[Begin RECORD EXTRACTS]

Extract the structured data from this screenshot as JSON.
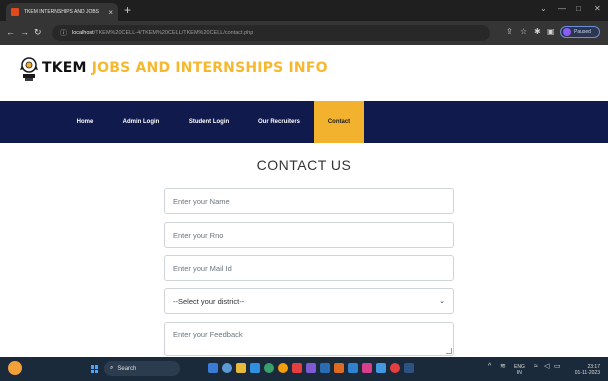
{
  "browser": {
    "tab_title": "TKEM INTERNSHIPS AND JOBS",
    "tab_close": "×",
    "new_tab": "+",
    "window_controls": [
      "⌄",
      "—",
      "□",
      "✕"
    ],
    "url_host": "localhost",
    "url_path": "/TKEM%20CELL-4/TKEM%20CELL/TKEM%20CELL/contact.php",
    "profile_status": "Paused"
  },
  "site": {
    "brand_black": "TKEM",
    "brand_yellow": " JOBS AND INTERNSHIPS INFO",
    "accent_color": "#f3b22d",
    "nav_color": "#101a4d"
  },
  "nav": {
    "items": [
      "Home",
      "Admin Login",
      "Student Login",
      "Our Recruiters",
      "Contact"
    ],
    "active_index": 4
  },
  "form": {
    "heading": "CONTACT US",
    "name_placeholder": "Enter your Name",
    "rno_placeholder": "Enter your Rno",
    "mail_placeholder": "Enter your Mail Id",
    "district_selected": "--Select your district--",
    "feedback_placeholder": "Enter your Feedback"
  },
  "taskbar": {
    "search_label": "Search",
    "lang_top": "ENG",
    "lang_bottom": "IN",
    "time": "23:17",
    "date": "01-11-2023"
  }
}
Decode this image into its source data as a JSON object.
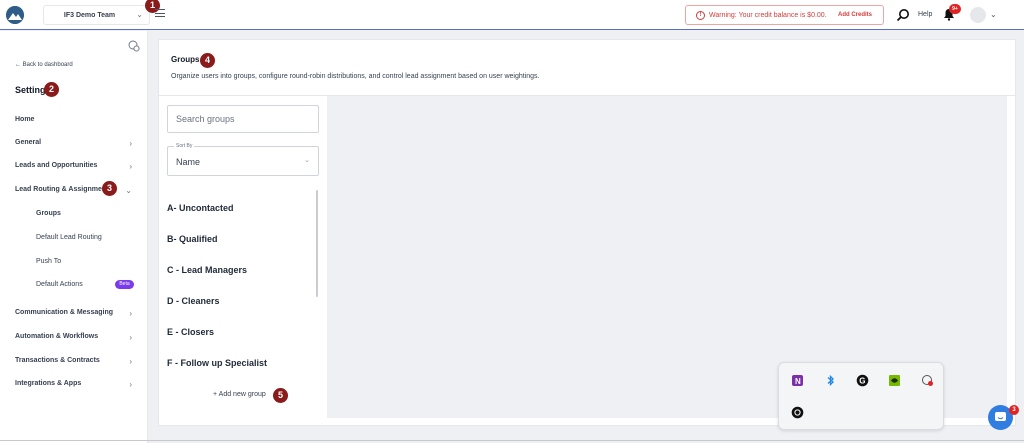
{
  "colors": {
    "brand": "#2f5d8a",
    "accent_border": "#5b6fc9",
    "warning": "#d63b3b",
    "marker": "#8b1a1a",
    "beta_badge": "#7c3aed",
    "chat": "#2f7de1"
  },
  "topbar": {
    "team_name": "IF3 Demo Team",
    "warning_text": "Warning: Your credit balance is $0.00.",
    "add_credits": "Add Credits",
    "help": "Help",
    "notification_count": "9+"
  },
  "markers": [
    "1",
    "2",
    "3",
    "4",
    "5"
  ],
  "sidebar": {
    "back": "Back to dashboard",
    "title": "Settings",
    "items": [
      {
        "label": "Home"
      },
      {
        "label": "General"
      },
      {
        "label": "Leads and Opportunities"
      },
      {
        "label": "Lead Routing & Assignment"
      },
      {
        "label": "Communication & Messaging"
      },
      {
        "label": "Automation & Workflows"
      },
      {
        "label": "Transactions & Contracts"
      },
      {
        "label": "Integrations & Apps"
      }
    ],
    "subitems": [
      {
        "label": "Groups"
      },
      {
        "label": "Default Lead Routing"
      },
      {
        "label": "Push To"
      },
      {
        "label": "Default Actions"
      }
    ],
    "beta_label": "Beta"
  },
  "main": {
    "title": "Groups",
    "description": "Organize users into groups, configure round-robin distributions, and control lead assignment based on user weightings.",
    "search_placeholder": "Search groups",
    "sort_caption": "Sort By",
    "sort_value": "Name",
    "groups": [
      "A- Uncontacted",
      "B- Qualified",
      "C - Lead Managers",
      "D - Cleaners",
      "E - Closers",
      "F - Follow up Specialist"
    ],
    "add_group": "Add new group"
  },
  "tray": {
    "icons": [
      "onenote-icon",
      "bluetooth-icon",
      "grammarly-icon",
      "nvidia-icon",
      "network-icon",
      "chatgpt-icon"
    ]
  },
  "chat": {
    "badge": "3"
  }
}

[End RECORD EXTRACTS]

Only the number is wanted: how many lines of the material above include the word "this"?

2